[Task instructions]: Extract each line from the entries below that has the string "Pollution" in it.

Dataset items
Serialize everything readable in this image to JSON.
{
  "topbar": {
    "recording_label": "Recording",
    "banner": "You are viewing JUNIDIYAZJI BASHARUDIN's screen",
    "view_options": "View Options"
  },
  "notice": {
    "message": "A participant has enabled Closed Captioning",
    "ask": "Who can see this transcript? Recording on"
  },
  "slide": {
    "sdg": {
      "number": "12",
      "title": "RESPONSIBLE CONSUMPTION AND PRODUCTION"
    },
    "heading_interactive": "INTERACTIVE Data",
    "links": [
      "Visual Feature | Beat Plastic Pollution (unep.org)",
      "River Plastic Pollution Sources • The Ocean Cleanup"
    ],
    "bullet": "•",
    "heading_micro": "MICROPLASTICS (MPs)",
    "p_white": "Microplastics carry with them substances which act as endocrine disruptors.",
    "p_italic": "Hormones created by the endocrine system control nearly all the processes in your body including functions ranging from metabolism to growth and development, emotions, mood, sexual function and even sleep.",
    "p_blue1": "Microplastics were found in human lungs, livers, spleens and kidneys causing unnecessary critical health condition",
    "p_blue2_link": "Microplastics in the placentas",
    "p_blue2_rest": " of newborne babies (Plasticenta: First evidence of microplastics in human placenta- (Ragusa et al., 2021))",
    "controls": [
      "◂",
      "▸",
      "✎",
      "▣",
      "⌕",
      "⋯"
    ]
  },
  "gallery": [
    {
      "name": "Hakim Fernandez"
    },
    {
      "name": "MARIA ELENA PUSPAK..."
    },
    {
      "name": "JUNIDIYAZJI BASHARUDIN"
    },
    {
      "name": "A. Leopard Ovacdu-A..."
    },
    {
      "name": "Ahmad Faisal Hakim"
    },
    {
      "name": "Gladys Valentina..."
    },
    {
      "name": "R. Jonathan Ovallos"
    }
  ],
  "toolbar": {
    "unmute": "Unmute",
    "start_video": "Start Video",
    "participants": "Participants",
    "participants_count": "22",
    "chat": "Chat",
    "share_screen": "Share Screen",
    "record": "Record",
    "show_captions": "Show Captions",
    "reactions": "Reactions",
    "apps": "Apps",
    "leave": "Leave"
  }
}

[Correct response]:
      "Visual Feature | Beat Plastic Pollution (unep.org)",
      "River Plastic Pollution Sources • The Ocean Cleanup"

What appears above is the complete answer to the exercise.